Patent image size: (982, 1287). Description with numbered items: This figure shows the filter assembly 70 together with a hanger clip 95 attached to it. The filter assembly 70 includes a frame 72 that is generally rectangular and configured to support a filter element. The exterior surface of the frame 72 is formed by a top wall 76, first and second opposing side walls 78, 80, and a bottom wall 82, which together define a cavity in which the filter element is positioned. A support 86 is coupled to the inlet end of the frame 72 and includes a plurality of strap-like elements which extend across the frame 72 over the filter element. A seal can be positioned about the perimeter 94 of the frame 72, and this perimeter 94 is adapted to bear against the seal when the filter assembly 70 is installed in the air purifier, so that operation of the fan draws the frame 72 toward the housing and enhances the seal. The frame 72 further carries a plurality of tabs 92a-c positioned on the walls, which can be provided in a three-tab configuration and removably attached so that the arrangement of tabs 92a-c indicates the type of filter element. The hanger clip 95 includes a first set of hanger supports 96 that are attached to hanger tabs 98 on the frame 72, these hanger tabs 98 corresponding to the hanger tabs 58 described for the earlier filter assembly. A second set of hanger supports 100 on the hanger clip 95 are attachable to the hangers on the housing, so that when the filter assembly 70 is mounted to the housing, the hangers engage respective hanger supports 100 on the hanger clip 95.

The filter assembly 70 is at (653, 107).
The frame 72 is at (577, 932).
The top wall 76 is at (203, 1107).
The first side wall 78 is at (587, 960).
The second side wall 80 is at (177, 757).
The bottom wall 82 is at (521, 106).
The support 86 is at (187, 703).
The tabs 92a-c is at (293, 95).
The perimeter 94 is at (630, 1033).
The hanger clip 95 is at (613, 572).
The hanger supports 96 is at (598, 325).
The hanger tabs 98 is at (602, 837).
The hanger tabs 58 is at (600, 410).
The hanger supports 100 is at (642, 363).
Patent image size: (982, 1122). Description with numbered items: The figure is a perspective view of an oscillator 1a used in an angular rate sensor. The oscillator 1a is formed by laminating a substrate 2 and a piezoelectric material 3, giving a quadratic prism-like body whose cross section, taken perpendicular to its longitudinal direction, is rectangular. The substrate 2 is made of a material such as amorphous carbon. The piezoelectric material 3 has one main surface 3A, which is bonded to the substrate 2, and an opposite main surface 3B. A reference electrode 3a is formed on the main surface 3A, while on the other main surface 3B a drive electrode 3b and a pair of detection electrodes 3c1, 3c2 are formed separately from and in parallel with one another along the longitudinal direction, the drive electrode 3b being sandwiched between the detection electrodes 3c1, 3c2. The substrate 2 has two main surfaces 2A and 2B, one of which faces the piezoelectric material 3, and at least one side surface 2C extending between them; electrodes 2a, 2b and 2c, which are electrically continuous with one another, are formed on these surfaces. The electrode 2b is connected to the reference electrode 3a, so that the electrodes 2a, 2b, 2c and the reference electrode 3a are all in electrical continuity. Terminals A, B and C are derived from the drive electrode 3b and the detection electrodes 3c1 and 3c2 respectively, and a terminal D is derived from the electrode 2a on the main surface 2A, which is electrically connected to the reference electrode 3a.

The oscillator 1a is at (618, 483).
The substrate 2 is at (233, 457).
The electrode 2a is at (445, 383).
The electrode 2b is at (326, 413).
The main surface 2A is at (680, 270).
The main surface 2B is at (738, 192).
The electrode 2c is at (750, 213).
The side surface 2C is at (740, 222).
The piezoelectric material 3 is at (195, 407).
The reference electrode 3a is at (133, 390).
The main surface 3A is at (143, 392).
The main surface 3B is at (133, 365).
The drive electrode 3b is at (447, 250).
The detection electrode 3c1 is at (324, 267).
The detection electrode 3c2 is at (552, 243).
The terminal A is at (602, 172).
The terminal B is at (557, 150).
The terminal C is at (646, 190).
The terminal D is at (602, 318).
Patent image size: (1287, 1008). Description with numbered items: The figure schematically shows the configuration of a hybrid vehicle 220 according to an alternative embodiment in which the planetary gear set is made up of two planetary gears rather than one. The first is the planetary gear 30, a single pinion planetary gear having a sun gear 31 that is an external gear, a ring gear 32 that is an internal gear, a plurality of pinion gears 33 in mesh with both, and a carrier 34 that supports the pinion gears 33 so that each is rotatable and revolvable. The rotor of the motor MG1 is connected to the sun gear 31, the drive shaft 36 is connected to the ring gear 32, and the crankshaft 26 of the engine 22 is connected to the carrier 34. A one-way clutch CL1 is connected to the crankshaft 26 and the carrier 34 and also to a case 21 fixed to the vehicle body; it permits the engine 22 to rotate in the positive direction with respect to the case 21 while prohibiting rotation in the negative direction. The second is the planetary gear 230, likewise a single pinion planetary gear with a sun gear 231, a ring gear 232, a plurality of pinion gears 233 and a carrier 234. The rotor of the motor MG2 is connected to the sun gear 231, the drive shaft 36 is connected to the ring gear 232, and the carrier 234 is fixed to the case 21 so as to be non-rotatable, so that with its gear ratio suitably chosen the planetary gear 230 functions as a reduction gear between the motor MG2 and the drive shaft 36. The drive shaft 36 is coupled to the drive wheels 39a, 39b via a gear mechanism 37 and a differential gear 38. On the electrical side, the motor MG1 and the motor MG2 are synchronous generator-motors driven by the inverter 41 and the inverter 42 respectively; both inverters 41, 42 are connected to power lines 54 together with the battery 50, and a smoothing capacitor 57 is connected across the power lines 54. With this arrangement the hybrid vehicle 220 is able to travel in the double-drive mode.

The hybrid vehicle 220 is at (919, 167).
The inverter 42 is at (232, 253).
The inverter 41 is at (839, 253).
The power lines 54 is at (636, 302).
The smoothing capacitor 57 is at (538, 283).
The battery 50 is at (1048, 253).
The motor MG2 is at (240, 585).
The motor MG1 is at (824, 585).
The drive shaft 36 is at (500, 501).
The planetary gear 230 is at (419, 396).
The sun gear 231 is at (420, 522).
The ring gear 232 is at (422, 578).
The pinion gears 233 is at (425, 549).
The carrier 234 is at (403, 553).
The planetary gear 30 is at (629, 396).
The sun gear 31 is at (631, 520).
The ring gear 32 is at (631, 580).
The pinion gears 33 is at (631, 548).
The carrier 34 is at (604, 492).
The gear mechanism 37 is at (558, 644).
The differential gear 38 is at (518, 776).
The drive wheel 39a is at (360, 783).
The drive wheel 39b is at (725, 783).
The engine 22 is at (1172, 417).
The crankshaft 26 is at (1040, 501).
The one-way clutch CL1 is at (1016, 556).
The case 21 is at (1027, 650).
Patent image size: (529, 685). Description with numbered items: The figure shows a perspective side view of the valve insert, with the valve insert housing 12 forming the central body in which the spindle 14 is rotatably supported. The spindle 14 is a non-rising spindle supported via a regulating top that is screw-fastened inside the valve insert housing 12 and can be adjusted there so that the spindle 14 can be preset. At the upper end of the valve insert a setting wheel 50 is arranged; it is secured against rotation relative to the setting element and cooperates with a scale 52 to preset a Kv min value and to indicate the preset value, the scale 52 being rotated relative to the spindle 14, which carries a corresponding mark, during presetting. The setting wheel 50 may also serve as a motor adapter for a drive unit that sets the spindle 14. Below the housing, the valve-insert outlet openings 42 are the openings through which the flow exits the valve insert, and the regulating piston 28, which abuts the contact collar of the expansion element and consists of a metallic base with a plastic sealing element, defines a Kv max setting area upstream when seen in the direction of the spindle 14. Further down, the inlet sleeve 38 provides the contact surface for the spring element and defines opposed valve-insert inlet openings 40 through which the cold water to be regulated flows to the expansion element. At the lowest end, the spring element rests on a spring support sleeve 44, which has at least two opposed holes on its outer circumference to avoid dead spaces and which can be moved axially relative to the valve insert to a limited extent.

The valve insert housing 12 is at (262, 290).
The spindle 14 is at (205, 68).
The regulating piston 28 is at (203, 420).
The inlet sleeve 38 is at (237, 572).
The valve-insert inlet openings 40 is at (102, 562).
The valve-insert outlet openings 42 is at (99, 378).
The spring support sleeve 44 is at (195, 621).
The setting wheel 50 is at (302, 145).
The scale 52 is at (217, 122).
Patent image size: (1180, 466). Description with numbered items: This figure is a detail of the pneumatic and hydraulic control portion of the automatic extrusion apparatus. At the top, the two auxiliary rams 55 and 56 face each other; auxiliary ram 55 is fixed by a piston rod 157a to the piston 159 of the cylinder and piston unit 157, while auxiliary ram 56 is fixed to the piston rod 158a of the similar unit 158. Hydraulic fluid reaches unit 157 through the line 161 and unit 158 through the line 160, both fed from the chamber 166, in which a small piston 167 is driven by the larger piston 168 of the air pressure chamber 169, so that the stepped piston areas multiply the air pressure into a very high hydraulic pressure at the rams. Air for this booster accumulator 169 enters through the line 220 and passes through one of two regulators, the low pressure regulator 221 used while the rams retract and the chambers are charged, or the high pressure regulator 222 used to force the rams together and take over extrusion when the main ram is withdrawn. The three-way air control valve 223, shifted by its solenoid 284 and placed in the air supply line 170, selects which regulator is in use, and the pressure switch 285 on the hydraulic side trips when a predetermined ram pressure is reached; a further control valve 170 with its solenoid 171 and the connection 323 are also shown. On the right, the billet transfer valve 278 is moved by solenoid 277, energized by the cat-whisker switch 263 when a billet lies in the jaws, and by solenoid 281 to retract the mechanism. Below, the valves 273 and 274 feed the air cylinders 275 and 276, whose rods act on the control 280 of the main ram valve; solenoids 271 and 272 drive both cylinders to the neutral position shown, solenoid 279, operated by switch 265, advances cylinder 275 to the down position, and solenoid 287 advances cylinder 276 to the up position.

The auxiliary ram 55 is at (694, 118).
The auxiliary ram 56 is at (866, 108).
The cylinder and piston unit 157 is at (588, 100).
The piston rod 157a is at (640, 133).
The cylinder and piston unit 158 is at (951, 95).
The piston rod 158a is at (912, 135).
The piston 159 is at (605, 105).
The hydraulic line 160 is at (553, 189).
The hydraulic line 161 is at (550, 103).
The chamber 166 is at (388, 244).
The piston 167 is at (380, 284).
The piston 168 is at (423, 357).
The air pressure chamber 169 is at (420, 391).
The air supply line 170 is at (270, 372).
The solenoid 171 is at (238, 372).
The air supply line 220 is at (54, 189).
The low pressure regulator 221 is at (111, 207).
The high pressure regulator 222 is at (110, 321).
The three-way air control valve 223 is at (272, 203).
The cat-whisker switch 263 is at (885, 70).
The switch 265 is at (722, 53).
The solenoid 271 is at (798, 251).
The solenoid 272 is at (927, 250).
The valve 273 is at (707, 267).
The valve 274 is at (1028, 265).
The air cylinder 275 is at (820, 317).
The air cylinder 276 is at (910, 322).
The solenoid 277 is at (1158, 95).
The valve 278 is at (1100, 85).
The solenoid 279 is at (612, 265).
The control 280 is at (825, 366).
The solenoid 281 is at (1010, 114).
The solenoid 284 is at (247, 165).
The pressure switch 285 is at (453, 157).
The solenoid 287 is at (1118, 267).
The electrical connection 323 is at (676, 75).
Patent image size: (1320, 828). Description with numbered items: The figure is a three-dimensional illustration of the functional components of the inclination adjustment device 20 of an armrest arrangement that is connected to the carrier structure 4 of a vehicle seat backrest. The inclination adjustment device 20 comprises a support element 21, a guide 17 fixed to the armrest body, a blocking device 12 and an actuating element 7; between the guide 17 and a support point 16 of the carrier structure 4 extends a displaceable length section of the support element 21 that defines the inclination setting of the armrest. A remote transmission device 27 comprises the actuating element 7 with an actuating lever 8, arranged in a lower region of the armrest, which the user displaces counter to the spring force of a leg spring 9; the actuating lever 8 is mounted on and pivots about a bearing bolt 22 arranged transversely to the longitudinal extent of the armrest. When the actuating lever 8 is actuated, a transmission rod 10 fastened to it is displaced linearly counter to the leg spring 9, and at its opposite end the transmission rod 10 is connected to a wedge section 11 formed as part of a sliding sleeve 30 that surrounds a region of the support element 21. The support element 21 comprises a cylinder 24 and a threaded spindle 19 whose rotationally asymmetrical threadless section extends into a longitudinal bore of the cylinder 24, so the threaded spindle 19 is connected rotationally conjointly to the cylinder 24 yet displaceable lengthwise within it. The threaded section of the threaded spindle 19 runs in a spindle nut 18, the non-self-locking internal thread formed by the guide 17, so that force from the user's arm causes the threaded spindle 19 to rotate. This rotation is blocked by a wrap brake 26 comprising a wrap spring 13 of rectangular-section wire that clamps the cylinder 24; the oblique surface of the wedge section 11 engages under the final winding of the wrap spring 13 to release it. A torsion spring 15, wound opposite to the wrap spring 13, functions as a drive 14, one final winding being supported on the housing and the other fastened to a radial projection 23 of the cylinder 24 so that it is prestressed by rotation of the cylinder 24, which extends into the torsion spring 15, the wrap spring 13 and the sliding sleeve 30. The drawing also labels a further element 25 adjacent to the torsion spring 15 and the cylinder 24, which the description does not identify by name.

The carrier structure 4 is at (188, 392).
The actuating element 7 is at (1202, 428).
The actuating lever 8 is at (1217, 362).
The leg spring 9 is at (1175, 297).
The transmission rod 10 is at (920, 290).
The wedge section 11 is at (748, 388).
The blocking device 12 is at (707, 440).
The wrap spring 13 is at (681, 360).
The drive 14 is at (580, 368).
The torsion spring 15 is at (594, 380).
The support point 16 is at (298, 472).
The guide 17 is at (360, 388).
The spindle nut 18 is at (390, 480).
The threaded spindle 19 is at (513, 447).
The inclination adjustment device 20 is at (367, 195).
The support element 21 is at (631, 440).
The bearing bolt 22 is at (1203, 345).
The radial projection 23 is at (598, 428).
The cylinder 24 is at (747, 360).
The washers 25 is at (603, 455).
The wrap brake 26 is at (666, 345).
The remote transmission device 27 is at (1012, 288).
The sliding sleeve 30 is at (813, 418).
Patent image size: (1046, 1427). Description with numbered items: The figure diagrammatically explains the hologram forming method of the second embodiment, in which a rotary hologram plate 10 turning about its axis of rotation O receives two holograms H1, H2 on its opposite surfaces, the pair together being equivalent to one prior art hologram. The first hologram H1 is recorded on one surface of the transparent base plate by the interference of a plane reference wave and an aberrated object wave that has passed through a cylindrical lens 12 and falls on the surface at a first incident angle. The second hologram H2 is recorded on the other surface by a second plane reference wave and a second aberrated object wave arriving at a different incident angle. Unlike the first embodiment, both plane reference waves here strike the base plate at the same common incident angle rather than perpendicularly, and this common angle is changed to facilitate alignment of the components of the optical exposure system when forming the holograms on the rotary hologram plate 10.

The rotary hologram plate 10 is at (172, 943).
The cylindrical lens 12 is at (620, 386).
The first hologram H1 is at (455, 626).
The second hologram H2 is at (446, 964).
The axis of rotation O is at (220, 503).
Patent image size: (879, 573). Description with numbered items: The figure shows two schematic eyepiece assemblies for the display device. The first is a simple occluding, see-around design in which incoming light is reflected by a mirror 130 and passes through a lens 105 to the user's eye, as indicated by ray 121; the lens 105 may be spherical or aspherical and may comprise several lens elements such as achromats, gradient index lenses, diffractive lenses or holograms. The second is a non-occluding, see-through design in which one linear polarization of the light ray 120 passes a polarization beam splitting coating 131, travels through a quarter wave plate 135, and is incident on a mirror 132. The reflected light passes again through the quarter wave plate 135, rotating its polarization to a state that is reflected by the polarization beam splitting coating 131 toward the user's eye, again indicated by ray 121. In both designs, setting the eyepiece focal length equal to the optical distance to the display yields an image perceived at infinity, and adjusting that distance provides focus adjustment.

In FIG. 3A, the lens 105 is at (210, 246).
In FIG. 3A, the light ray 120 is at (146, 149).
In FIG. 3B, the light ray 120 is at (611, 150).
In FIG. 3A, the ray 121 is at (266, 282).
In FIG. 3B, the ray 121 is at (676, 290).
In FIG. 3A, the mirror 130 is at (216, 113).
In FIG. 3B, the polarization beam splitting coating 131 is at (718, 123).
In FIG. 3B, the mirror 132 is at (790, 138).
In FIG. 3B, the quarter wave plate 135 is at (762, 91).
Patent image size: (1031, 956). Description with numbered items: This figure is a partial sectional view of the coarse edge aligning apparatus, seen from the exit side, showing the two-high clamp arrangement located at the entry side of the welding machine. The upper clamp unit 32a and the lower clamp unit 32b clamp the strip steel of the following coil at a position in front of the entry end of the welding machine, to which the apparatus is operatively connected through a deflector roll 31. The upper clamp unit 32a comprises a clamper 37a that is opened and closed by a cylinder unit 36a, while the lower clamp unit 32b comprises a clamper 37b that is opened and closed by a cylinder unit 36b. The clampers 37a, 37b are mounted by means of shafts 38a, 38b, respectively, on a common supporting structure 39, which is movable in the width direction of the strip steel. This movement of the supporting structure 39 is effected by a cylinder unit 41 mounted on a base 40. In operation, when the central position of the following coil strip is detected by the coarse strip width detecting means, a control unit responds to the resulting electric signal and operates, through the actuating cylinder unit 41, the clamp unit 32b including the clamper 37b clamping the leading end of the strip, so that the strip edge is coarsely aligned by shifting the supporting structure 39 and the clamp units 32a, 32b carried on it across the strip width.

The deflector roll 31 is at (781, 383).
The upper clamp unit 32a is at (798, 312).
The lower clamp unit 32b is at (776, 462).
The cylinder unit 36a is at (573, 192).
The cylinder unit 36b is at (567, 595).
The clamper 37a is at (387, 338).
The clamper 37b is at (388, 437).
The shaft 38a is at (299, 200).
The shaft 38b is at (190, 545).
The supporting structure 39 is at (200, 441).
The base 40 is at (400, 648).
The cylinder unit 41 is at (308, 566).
┄┄┄┄┄┄┄┄┄┄┄┄┄┄┄┄┄┄┄┄
- TRAVAIL ATTENDU
Modifiez les lignes en commençant à celle qui contient « Patent image size: (879, 573). » et en vous arrêtant après celle qui contient « In FIG. 3B, the quarter » : remplacez « eyepiece assemblies » par « ocular assemblies », le reste demeurant inchangé.

- RÉSULTAT DE LA TÂCHE
Patent image size: (879, 573). Description with numbered items: The figure shows two schematic ocular assemblies for the display device. The first is a simple occluding, see-around design in which incoming light is reflected by a mirror 130 and passes through a lens 105 to the user's eye, as indicated by ray 121; the lens 105 may be spherical or aspherical and may comprise several lens elements such as achromats, gradient index lenses, diffractive lenses or holograms. The second is a non-occluding, see-through design in which one linear polarization of the light ray 120 passes a polarization beam splitting coating 131, travels through a quarter wave plate 135, and is incident on a mirror 132. The reflected light passes again through the quarter wave plate 135, rotating its polarization to a state that is reflected by the polarization beam splitting coating 131 toward the user's eye, again indicated by ray 121. In both designs, setting the eyepiece focal length equal to the optical distance to the display yields an image perceived at infinity, and adjusting that distance provides focus adjustment.

In FIG. 3A, the lens 105 is at (210, 246).
In FIG. 3A, the light ray 120 is at (146, 149).
In FIG. 3B, the light ray 120 is at (611, 150).
In FIG. 3A, the ray 121 is at (266, 282).
In FIG. 3B, the ray 121 is at (676, 290).
In FIG. 3A, the mirror 130 is at (216, 113).
In FIG. 3B, the polarization beam splitting coating 131 is at (718, 123).
In FIG. 3B, the mirror 132 is at (790, 138).
In FIG. 3B, the quarter wave plate 135 is at (762, 91).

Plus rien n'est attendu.